> _Extracted material_:

** start **

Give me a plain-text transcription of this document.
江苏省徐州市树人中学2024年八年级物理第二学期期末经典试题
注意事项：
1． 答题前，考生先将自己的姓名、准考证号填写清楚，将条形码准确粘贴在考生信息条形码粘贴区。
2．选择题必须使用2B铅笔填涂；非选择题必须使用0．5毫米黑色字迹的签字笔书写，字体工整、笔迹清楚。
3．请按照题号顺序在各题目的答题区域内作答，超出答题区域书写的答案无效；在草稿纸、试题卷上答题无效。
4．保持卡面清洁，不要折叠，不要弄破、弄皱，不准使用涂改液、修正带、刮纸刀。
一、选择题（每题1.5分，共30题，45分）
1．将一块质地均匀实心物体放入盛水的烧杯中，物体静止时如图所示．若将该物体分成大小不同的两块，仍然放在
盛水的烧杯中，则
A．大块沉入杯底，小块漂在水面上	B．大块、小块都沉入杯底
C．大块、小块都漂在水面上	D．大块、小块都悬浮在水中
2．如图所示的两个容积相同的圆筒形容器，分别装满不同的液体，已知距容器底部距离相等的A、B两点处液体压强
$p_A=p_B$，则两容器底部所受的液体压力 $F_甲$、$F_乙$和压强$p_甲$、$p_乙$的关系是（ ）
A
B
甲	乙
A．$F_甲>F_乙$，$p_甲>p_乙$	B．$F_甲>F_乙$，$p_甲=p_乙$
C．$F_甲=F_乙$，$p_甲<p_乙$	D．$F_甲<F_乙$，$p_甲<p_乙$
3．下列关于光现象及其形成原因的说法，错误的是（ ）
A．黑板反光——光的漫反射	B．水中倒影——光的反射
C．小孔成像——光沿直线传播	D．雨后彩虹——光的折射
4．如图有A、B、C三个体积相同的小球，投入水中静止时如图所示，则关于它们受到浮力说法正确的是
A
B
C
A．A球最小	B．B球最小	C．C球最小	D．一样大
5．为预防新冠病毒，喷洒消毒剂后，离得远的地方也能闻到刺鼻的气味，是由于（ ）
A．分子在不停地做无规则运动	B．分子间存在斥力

** end **

> _To do_: Print the listing above in its entirety, with every line exact.

> _Answer to the task_:
Give me a plain-text transcription of this document.
江苏省徐州市树人中学2024年八年级物理第二学期期末经典试题
注意事项：
1． 答题前，考生先将自己的姓名、准考证号填写清楚，将条形码准确粘贴在考生信息条形码粘贴区。
2．选择题必须使用2B铅笔填涂；非选择题必须使用0．5毫米黑色字迹的签字笔书写，字体工整、笔迹清楚。
3．请按照题号顺序在各题目的答题区域内作答，超出答题区域书写的答案无效；在草稿纸、试题卷上答题无效。
4．保持卡面清洁，不要折叠，不要弄破、弄皱，不准使用涂改液、修正带、刮纸刀。
一、选择题（每题1.5分，共30题，45分）
1．将一块质地均匀实心物体放入盛水的烧杯中，物体静止时如图所示．若将该物体分成大小不同的两块，仍然放在
盛水的烧杯中，则
A．大块沉入杯底，小块漂在水面上	B．大块、小块都沉入杯底
C．大块、小块都漂在水面上	D．大块、小块都悬浮在水中
2．如图所示的两个容积相同的圆筒形容器，分别装满不同的液体，已知距容器底部距离相等的A、B两点处液体压强
$p_A=p_B$，则两容器底部所受的液体压力 $F_甲$、$F_乙$和压强$p_甲$、$p_乙$的关系是（ ）
A
B
甲	乙
A．$F_甲>F_乙$，$p_甲>p_乙$	B．$F_甲>F_乙$，$p_甲=p_乙$
C．$F_甲=F_乙$，$p_甲<p_乙$	D．$F_甲<F_乙$，$p_甲<p_乙$
3．下列关于光现象及其形成原因的说法，错误的是（ ）
A．黑板反光——光的漫反射	B．水中倒影——光的反射
C．小孔成像——光沿直线传播	D．雨后彩虹——光的折射
4．如图有A、B、C三个体积相同的小球，投入水中静止时如图所示，则关于它们受到浮力说法正确的是
A
B
C
A．A球最小	B．B球最小	C．C球最小	D．一样大
5．为预防新冠病毒，喷洒消毒剂后，离得远的地方也能闻到刺鼻的气味，是由于（ ）
A．分子在不停地做无规则运动	B．分子间存在斥力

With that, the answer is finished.